**Written instruction**
Give the data below again, word for word.

**Raw records**
****************

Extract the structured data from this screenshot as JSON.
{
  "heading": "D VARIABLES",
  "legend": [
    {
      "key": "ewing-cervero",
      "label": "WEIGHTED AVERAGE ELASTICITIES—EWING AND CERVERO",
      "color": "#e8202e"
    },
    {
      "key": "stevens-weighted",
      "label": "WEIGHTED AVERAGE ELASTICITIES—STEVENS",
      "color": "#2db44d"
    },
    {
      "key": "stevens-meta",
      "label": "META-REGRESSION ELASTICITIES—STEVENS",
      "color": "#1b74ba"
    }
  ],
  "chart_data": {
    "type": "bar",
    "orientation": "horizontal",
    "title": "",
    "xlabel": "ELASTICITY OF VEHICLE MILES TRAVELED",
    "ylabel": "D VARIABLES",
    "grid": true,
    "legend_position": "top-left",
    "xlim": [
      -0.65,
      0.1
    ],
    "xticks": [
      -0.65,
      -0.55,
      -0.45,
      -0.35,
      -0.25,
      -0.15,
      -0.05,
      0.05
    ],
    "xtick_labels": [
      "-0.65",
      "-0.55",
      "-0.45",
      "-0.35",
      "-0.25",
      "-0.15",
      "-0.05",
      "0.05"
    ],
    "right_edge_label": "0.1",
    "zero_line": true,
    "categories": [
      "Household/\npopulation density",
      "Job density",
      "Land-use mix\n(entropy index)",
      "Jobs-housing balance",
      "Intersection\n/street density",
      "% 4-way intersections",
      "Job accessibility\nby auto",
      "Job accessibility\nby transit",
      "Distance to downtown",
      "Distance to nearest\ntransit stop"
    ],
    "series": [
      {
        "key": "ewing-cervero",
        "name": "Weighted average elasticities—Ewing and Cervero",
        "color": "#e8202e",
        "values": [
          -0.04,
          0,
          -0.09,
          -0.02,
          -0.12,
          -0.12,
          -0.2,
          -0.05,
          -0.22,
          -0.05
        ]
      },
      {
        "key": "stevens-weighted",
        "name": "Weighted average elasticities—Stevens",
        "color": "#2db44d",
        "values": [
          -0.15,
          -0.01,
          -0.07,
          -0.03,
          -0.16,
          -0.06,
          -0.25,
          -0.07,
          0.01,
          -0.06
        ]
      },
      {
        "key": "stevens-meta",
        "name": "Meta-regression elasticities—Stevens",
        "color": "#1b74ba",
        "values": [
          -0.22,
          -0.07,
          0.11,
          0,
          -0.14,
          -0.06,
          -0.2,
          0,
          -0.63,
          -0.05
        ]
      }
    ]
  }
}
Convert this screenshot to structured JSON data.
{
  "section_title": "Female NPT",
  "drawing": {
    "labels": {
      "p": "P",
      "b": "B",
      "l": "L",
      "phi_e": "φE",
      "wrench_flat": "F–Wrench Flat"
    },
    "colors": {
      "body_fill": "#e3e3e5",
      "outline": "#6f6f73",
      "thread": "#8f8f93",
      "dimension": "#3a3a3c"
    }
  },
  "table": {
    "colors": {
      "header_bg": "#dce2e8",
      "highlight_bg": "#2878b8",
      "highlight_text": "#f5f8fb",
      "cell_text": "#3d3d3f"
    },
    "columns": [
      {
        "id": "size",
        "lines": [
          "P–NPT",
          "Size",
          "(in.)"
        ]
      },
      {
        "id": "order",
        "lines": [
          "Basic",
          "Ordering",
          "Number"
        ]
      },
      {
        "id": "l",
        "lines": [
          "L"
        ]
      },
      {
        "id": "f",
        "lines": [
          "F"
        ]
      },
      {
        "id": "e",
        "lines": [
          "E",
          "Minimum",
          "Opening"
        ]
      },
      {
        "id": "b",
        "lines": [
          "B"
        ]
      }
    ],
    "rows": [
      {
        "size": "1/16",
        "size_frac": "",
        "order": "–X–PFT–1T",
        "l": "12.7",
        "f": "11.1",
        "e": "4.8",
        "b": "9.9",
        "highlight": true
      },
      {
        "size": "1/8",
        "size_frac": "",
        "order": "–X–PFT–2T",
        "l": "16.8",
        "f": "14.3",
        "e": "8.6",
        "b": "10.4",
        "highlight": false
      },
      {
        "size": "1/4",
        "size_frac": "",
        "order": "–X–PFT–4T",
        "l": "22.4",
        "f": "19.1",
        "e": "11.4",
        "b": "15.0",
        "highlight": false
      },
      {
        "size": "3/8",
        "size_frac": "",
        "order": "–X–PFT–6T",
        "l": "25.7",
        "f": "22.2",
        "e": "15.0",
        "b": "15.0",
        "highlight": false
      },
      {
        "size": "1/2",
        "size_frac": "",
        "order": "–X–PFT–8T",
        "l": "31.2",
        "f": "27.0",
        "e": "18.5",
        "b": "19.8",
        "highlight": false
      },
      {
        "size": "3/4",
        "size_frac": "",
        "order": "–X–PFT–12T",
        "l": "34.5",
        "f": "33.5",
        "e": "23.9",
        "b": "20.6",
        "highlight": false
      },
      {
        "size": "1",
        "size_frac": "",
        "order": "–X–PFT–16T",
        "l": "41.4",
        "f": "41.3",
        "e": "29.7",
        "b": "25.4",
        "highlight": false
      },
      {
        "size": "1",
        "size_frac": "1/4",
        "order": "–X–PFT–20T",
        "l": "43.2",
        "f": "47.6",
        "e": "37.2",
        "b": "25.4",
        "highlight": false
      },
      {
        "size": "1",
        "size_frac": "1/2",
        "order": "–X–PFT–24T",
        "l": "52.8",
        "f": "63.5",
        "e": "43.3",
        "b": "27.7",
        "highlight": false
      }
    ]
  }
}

****************

**Task result**
Extract the structured data from this screenshot as JSON.
{
  "heading": "D VARIABLES",
  "legend": [
    {
      "key": "ewing-cervero",
      "label": "WEIGHTED AVERAGE ELASTICITIES—EWING AND CERVERO",
      "color": "#e8202e"
    },
    {
      "key": "stevens-weighted",
      "label": "WEIGHTED AVERAGE ELASTICITIES—STEVENS",
      "color": "#2db44d"
    },
    {
      "key": "stevens-meta",
      "label": "META-REGRESSION ELASTICITIES—STEVENS",
      "color": "#1b74ba"
    }
  ],
  "chart_data": {
    "type": "bar",
    "orientation": "horizontal",
    "title": "",
    "xlabel": "ELASTICITY OF VEHICLE MILES TRAVELED",
    "ylabel": "D VARIABLES",
    "grid": true,
    "legend_position": "top-left",
    "xlim": [
      -0.65,
      0.1
    ],
    "xticks": [
      -0.65,
      -0.55,
      -0.45,
      -0.35,
      -0.25,
      -0.15,
      -0.05,
      0.05
    ],
    "xtick_labels": [
      "-0.65",
      "-0.55",
      "-0.45",
      "-0.35",
      "-0.25",
      "-0.15",
      "-0.05",
      "0.05"
    ],
    "right_edge_label": "0.1",
    "zero_line": true,
    "categories": [
      "Household/\npopulation density",
      "Job density",
      "Land-use mix\n(entropy index)",
      "Jobs-housing balance",
      "Intersection\n/street density",
      "% 4-way intersections",
      "Job accessibility\nby auto",
      "Job accessibility\nby transit",
      "Distance to downtown",
      "Distance to nearest\ntransit stop"
    ],
    "series": [
      {
        "key": "ewing-cervero",
        "name": "Weighted average elasticities—Ewing and Cervero",
        "color": "#e8202e",
        "values": [
          -0.04,
          0,
          -0.09,
          -0.02,
          -0.12,
          -0.12,
          -0.2,
          -0.05,
          -0.22,
          -0.05
        ]
      },
      {
        "key": "stevens-weighted",
        "name": "Weighted average elasticities—Stevens",
        "color": "#2db44d",
        "values": [
          -0.15,
          -0.01,
          -0.07,
          -0.03,
          -0.16,
          -0.06,
          -0.25,
          -0.07,
          0.01,
          -0.06
        ]
      },
      {
        "key": "stevens-meta",
        "name": "Meta-regression elasticities—Stevens",
        "color": "#1b74ba",
        "values": [
          -0.22,
          -0.07,
          0.11,
          0,
          -0.14,
          -0.06,
          -0.2,
          0,
          -0.63,
          -0.05
        ]
      }
    ]
  }
}
Convert this screenshot to structured JSON data.
{
  "section_title": "Female NPT",
  "drawing": {
    "labels": {
      "p": "P",
      "b": "B",
      "l": "L",
      "phi_e": "φE",
      "wrench_flat": "F–Wrench Flat"
    },
    "colors": {
      "body_fill": "#e3e3e5",
      "outline": "#6f6f73",
      "thread": "#8f8f93",
      "dimension": "#3a3a3c"
    }
  },
  "table": {
    "colors": {
      "header_bg": "#dce2e8",
      "highlight_bg": "#2878b8",
      "highlight_text": "#f5f8fb",
      "cell_text": "#3d3d3f"
    },
    "columns": [
      {
        "id": "size",
        "lines": [
          "P–NPT",
          "Size",
          "(in.)"
        ]
      },
      {
        "id": "order",
        "lines": [
          "Basic",
          "Ordering",
          "Number"
        ]
      },
      {
        "id": "l",
        "lines": [
          "L"
        ]
      },
      {
        "id": "f",
        "lines": [
          "F"
        ]
      },
      {
        "id": "e",
        "lines": [
          "E",
          "Minimum",
          "Opening"
        ]
      },
      {
        "id": "b",
        "lines": [
          "B"
        ]
      }
    ],
    "rows": [
      {
        "size": "1/16",
        "size_frac": "",
        "order": "–X–PFT–1T",
        "l": "12.7",
        "f": "11.1",
        "e": "4.8",
        "b": "9.9",
        "highlight": true
      },
      {
        "size": "1/8",
        "size_frac": "",
        "order": "–X–PFT–2T",
        "l": "16.8",
        "f": "14.3",
        "e": "8.6",
        "b": "10.4",
        "highlight": false
      },
      {
        "size": "1/4",
        "size_frac": "",
        "order": "–X–PFT–4T",
        "l": "22.4",
        "f": "19.1",
        "e": "11.4",
        "b": "15.0",
        "highlight": false
      },
      {
        "size": "3/8",
        "size_frac": "",
        "order": "–X–PFT–6T",
        "l": "25.7",
        "f": "22.2",
        "e": "15.0",
        "b": "15.0",
        "highlight": false
      },
      {
        "size": "1/2",
        "size_frac": "",
        "order": "–X–PFT–8T",
        "l": "31.2",
        "f": "27.0",
        "e": "18.5",
        "b": "19.8",
        "highlight": false
      },
      {
        "size": "3/4",
        "size_frac": "",
        "order": "–X–PFT–12T",
        "l": "34.5",
        "f": "33.5",
        "e": "23.9",
        "b": "20.6",
        "highlight": false
      },
      {
        "size": "1",
        "size_frac": "",
        "order": "–X–PFT–16T",
        "l": "41.4",
        "f": "41.3",
        "e": "29.7",
        "b": "25.4",
        "highlight": false
      },
      {
        "size": "1",
        "size_frac": "1/4",
        "order": "–X–PFT–20T",
        "l": "43.2",
        "f": "47.6",
        "e": "37.2",
        "b": "25.4",
        "highlight": false
      },
      {
        "size": "1",
        "size_frac": "1/2",
        "order": "–X–PFT–24T",
        "l": "52.8",
        "f": "63.5",
        "e": "43.3",
        "b": "27.7",
        "highlight": false
      }
    ]
  }
}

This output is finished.